§ EXERCISE AIM:
Convert everything from the start of the items down to the line containing "605, 432, 625]" into a Markdown table with the columns No. and Entry. Number each line and leave out blank lines.

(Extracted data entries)
☆ ☆ ☆ ☆

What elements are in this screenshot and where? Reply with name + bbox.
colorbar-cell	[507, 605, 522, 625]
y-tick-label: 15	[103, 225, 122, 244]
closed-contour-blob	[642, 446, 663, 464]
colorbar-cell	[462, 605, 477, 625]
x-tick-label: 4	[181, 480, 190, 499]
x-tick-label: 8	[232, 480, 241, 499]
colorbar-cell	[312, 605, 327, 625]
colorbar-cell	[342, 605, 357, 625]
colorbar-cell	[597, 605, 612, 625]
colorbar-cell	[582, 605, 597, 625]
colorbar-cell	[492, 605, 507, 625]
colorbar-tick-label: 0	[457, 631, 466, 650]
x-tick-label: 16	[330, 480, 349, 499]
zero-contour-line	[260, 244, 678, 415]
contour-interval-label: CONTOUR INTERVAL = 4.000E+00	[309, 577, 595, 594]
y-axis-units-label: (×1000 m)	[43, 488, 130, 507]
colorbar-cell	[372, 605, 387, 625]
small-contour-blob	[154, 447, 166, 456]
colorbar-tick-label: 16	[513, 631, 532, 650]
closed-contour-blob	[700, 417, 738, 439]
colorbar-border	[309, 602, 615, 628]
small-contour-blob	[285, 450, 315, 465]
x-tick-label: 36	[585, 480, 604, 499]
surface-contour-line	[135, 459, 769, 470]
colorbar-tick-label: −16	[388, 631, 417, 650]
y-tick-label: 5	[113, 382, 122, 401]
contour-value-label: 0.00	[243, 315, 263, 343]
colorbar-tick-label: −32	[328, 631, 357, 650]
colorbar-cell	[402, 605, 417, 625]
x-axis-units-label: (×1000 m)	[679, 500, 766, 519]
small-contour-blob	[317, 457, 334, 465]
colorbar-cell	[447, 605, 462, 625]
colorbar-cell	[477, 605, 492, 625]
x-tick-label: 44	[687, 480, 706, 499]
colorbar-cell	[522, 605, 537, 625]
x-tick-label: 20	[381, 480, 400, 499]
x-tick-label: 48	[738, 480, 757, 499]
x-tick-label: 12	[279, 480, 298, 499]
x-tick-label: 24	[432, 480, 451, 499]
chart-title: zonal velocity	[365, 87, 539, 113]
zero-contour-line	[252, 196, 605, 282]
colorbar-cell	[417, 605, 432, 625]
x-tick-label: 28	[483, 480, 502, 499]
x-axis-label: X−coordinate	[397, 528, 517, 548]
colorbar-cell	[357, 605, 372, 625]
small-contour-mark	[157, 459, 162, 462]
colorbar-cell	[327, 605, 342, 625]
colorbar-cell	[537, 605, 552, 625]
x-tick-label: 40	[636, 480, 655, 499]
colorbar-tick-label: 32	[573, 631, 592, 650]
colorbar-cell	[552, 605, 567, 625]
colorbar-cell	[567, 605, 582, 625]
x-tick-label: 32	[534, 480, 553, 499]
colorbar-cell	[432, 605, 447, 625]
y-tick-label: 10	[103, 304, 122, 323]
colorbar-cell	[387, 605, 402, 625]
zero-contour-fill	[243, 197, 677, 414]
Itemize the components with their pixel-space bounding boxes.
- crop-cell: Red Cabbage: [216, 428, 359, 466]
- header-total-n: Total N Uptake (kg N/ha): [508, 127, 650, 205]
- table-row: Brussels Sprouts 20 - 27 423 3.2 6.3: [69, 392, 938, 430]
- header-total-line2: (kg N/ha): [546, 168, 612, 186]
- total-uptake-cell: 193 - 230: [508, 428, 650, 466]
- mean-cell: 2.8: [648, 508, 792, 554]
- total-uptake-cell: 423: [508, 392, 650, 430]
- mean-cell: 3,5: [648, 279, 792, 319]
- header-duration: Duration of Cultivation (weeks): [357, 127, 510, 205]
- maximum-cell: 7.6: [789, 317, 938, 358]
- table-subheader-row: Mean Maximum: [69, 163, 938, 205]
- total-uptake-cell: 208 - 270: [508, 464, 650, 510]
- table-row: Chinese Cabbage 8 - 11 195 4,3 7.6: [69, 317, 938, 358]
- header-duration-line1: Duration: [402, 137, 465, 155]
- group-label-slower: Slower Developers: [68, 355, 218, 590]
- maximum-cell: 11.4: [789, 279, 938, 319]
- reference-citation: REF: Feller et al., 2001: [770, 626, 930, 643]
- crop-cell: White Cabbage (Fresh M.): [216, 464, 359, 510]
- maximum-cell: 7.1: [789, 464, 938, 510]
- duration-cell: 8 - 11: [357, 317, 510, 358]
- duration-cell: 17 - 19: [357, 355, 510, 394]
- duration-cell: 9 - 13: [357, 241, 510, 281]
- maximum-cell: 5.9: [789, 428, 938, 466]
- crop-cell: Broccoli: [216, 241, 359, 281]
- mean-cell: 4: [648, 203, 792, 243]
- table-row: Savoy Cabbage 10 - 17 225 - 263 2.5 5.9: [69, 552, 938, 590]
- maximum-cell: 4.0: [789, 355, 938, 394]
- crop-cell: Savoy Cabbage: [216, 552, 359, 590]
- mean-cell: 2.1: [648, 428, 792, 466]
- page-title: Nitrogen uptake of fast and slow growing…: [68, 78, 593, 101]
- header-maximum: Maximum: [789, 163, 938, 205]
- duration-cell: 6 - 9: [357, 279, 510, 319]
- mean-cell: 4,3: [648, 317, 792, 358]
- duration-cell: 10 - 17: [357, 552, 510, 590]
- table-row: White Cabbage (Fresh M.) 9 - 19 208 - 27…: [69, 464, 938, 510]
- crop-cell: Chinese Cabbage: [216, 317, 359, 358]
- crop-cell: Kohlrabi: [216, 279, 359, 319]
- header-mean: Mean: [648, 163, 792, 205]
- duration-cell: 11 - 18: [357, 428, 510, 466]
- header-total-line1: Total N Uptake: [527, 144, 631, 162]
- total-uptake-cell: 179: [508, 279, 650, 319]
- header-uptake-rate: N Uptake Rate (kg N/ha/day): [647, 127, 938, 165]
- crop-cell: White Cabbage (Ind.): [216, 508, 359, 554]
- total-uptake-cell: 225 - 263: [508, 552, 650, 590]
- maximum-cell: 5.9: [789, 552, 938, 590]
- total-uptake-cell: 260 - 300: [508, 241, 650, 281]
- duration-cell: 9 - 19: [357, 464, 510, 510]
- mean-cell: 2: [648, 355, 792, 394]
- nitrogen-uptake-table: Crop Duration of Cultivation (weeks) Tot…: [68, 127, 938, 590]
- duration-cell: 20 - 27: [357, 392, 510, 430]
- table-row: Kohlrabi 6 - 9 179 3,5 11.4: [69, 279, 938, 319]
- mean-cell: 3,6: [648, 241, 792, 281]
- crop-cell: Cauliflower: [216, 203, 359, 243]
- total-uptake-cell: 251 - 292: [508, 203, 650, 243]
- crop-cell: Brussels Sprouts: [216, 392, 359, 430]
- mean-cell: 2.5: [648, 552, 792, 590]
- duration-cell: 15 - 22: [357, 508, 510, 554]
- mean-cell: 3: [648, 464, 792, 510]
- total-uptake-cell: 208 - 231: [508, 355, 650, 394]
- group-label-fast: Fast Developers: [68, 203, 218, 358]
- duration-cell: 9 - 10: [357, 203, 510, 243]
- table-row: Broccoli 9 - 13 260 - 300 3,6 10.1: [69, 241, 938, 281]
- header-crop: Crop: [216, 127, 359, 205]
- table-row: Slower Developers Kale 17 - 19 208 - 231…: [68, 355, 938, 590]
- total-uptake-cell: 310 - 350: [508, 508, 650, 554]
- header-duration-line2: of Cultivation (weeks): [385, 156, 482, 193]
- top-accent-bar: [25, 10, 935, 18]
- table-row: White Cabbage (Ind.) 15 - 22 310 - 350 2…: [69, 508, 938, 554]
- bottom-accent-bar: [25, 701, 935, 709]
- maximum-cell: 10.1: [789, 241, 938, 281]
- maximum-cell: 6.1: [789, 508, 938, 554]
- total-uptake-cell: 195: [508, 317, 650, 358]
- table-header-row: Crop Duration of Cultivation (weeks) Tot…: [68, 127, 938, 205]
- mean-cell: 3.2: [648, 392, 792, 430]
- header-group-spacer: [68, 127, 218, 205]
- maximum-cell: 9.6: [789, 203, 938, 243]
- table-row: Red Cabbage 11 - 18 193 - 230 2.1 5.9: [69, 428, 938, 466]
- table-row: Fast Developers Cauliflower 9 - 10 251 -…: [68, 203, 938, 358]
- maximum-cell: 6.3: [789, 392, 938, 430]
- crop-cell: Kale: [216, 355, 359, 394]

☆ ☆ ☆ ☆

§ OUTPUT:
| No. | Entry |
|---|---|
| 1 | What elements are in this screenshot and where? Reply with name + bbox. |
| 2 | colorbar-cell	[507, 605, 522, 625] |
| 3 | y-tick-label: 15	[103, 225, 122, 244] |
| 4 | closed-contour-blob	[642, 446, 663, 464] |
| 5 | colorbar-cell	[462, 605, 477, 625] |
| 6 | x-tick-label: 4	[181, 480, 190, 499] |
| 7 | x-tick-label: 8	[232, 480, 241, 499] |
| 8 | colorbar-cell	[312, 605, 327, 625] |
| 9 | colorbar-cell	[342, 605, 357, 625] |
| 10 | colorbar-cell	[597, 605, 612, 625] |
| 11 | colorbar-cell	[582, 605, 597, 625] |
| 12 | colorbar-cell	[492, 605, 507, 625] |
| 13 | colorbar-tick-label: 0	[457, 631, 466, 650] |
| 14 | x-tick-label: 16	[330, 480, 349, 499] |
| 15 | zero-contour-line	[260, 244, 678, 415] |
| 16 | contour-interval-label: CONTOUR INTERVAL = 4.000E+00	[309, 577, 595, 594] |
| 17 | y-axis-units-label: (×1000 m)	[43, 488, 130, 507] |
| 18 | colorbar-cell	[372, 605, 387, 625] |
| 19 | small-contour-blob	[154, 447, 166, 456] |
| 20 | colorbar-tick-label: 16	[513, 631, 532, 650] |
| 21 | closed-contour-blob	[700, 417, 738, 439] |
| 22 | colorbar-border	[309, 602, 615, 628] |
| 23 | small-contour-blob	[285, 450, 315, 465] |
| 24 | x-tick-label: 36	[585, 480, 604, 499] |
| 25 | surface-contour-line	[135, 459, 769, 470] |
| 26 | colorbar-tick-label: −16	[388, 631, 417, 650] |
| 27 | y-tick-label: 5	[113, 382, 122, 401] |
| 28 | contour-value-label: 0.00	[243, 315, 263, 343] |
| 29 | colorbar-tick-label: −32	[328, 631, 357, 650] |
| 30 | colorbar-cell	[402, 605, 417, 625] |
| 31 | x-axis-units-label: (×1000 m)	[679, 500, 766, 519] |
| 32 | small-contour-blob	[317, 457, 334, 465] |
| 33 | colorbar-cell	[447, 605, 462, 625] |
| 34 | colorbar-cell	[477, 605, 492, 625] |
| 35 | x-tick-label: 44	[687, 480, 706, 499] |
| 36 | colorbar-cell	[522, 605, 537, 625] |
| 37 | x-tick-label: 20	[381, 480, 400, 499] |
| 38 | x-tick-label: 48	[738, 480, 757, 499] |
| 39 | x-tick-label: 12	[279, 480, 298, 499] |
| 40 | x-tick-label: 24	[432, 480, 451, 499] |
| 41 | chart-title: zonal velocity	[365, 87, 539, 113] |
| 42 | zero-contour-line	[252, 196, 605, 282] |
| 43 | colorbar-cell	[417, 605, 432, 625] |